Extracted data entries:
***

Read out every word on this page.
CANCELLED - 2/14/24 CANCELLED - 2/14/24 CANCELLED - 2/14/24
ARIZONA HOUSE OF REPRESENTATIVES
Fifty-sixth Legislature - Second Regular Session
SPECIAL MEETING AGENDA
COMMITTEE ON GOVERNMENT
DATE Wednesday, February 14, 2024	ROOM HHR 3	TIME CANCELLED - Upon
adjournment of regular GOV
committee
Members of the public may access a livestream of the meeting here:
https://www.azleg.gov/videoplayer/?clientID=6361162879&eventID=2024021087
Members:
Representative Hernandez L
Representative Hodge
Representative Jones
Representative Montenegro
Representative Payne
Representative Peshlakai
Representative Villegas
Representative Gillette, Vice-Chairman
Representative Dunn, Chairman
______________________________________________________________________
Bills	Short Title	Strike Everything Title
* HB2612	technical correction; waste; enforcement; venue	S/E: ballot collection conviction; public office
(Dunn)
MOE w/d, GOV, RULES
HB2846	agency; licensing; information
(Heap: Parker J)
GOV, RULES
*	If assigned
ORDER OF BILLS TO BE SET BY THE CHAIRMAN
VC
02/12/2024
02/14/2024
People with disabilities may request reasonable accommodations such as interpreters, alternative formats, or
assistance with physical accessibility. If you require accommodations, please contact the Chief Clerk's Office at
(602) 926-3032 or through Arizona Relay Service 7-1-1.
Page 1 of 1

***

- Instructions for the task
Go through the records above, find every line with the word "Dunn", and list those lines.

- Exercise answer
Representative Dunn, Chairman
(Dunn)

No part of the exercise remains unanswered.